** Begin Entries shown **

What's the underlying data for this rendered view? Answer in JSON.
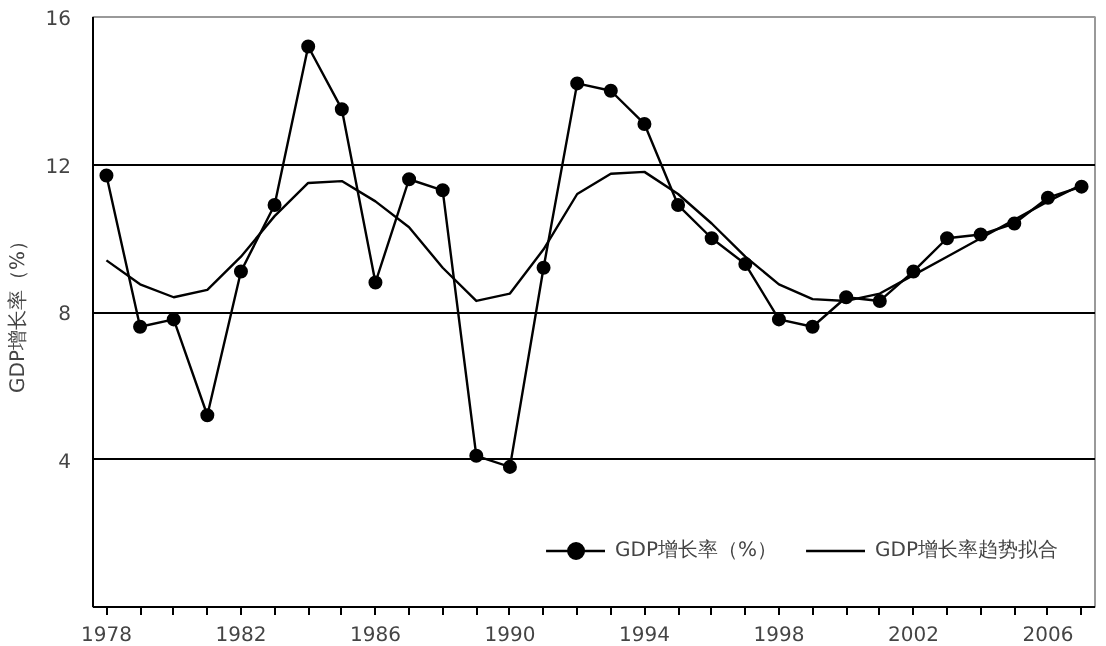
{
  "chart_data": {
    "type": "line",
    "ylabel": "GDP增长率（%）",
    "x": [
      1978,
      1979,
      1980,
      1981,
      1982,
      1983,
      1984,
      1985,
      1986,
      1987,
      1988,
      1989,
      1990,
      1991,
      1992,
      1993,
      1994,
      1995,
      1996,
      1997,
      1998,
      1999,
      2000,
      2001,
      2002,
      2003,
      2004,
      2005,
      2006,
      2007
    ],
    "series": [
      {
        "name": "GDP增长率（%）",
        "color": "#000000",
        "marker": "circle",
        "values": [
          11.7,
          7.6,
          7.8,
          5.2,
          9.1,
          10.9,
          15.2,
          13.5,
          8.8,
          11.6,
          11.3,
          4.1,
          3.8,
          9.2,
          14.2,
          14.0,
          13.1,
          10.9,
          10.0,
          9.3,
          7.8,
          7.6,
          8.4,
          8.3,
          9.1,
          10.0,
          10.1,
          10.4,
          11.1,
          11.4
        ]
      },
      {
        "name": "GDP增长率趋势拟合",
        "color": "#000000",
        "marker": "none",
        "values": [
          9.4,
          8.75,
          8.4,
          8.6,
          9.5,
          10.6,
          11.5,
          11.55,
          11.0,
          10.3,
          9.2,
          8.3,
          8.5,
          9.7,
          11.2,
          11.75,
          11.8,
          11.2,
          10.4,
          9.5,
          8.75,
          8.35,
          8.3,
          8.5,
          9.0,
          9.5,
          10.0,
          10.5,
          11.0,
          11.45
        ]
      }
    ],
    "xlim": [
      1977.6,
      2007.4
    ],
    "ylim": [
      0,
      16
    ],
    "xticks": [
      1978,
      {
        "value": 1979,
        "label": null
      },
      {
        "value": 1980,
        "label": null
      },
      {
        "value": 1981,
        "label": null
      },
      1982,
      {
        "value": 1983,
        "label": null
      },
      {
        "value": 1984,
        "label": null
      },
      {
        "value": 1985,
        "label": null
      },
      1986,
      {
        "value": 1987,
        "label": null
      },
      {
        "value": 1988,
        "label": null
      },
      {
        "value": 1989,
        "label": null
      },
      1990,
      {
        "value": 1991,
        "label": null
      },
      {
        "value": 1992,
        "label": null
      },
      {
        "value": 1993,
        "label": null
      },
      1994,
      {
        "value": 1995,
        "label": null
      },
      {
        "value": 1996,
        "label": null
      },
      {
        "value": 1997,
        "label": null
      },
      1998,
      {
        "value": 1999,
        "label": null
      },
      {
        "value": 2000,
        "label": null
      },
      {
        "value": 2001,
        "label": null
      },
      2002,
      {
        "value": 2003,
        "label": null
      },
      {
        "value": 2004,
        "label": null
      },
      {
        "value": 2005,
        "label": null
      },
      2006,
      {
        "value": 2007,
        "label": null
      }
    ],
    "yticks": [
      4,
      8,
      12,
      16
    ],
    "grid": "y",
    "legend": "bottom right",
    "line_style": "solid"
  }
}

** End Entries shown **

## Exercise details
Copy the records word for word, leaving no picture in the copy.

## Task output
What's the underlying data for this rendered view? Answer in JSON.
{
  "chart_data": {
    "type": "line",
    "ylabel": "GDP增长率（%）",
    "x": [
      1978,
      1979,
      1980,
      1981,
      1982,
      1983,
      1984,
      1985,
      1986,
      1987,
      1988,
      1989,
      1990,
      1991,
      1992,
      1993,
      1994,
      1995,
      1996,
      1997,
      1998,
      1999,
      2000,
      2001,
      2002,
      2003,
      2004,
      2005,
      2006,
      2007
    ],
    "series": [
      {
        "name": "GDP增长率（%）",
        "color": "#000000",
        "marker": "circle",
        "values": [
          11.7,
          7.6,
          7.8,
          5.2,
          9.1,
          10.9,
          15.2,
          13.5,
          8.8,
          11.6,
          11.3,
          4.1,
          3.8,
          9.2,
          14.2,
          14.0,
          13.1,
          10.9,
          10.0,
          9.3,
          7.8,
          7.6,
          8.4,
          8.3,
          9.1,
          10.0,
          10.1,
          10.4,
          11.1,
          11.4
        ]
      },
      {
        "name": "GDP增长率趋势拟合",
        "color": "#000000",
        "marker": "none",
        "values": [
          9.4,
          8.75,
          8.4,
          8.6,
          9.5,
          10.6,
          11.5,
          11.55,
          11.0,
          10.3,
          9.2,
          8.3,
          8.5,
          9.7,
          11.2,
          11.75,
          11.8,
          11.2,
          10.4,
          9.5,
          8.75,
          8.35,
          8.3,
          8.5,
          9.0,
          9.5,
          10.0,
          10.5,
          11.0,
          11.45
        ]
      }
    ],
    "xlim": [
      1977.6,
      2007.4
    ],
    "ylim": [
      0,
      16
    ],
    "xticks": [
      1978,
      {
        "value": 1979,
        "label": null
      },
      {
        "value": 1980,
        "label": null
      },
      {
        "value": 1981,
        "label": null
      },
      1982,
      {
        "value": 1983,
        "label": null
      },
      {
        "value": 1984,
        "label": null
      },
      {
        "value": 1985,
        "label": null
      },
      1986,
      {
        "value": 1987,
        "label": null
      },
      {
        "value": 1988,
        "label": null
      },
      {
        "value": 1989,
        "label": null
      },
      1990,
      {
        "value": 1991,
        "label": null
      },
      {
        "value": 1992,
        "label": null
      },
      {
        "value": 1993,
        "label": null
      },
      1994,
      {
        "value": 1995,
        "label": null
      },
      {
        "value": 1996,
        "label": null
      },
      {
        "value": 1997,
        "label": null
      },
      1998,
      {
        "value": 1999,
        "label": null
      },
      {
        "value": 2000,
        "label": null
      },
      {
        "value": 2001,
        "label": null
      },
      2002,
      {
        "value": 2003,
        "label": null
      },
      {
        "value": 2004,
        "label": null
      },
      {
        "value": 2005,
        "label": null
      },
      2006,
      {
        "value": 2007,
        "label": null
      }
    ],
    "yticks": [
      4,
      8,
      12,
      16
    ],
    "grid": "y",
    "legend": "bottom right",
    "line_style": "solid"
  }
}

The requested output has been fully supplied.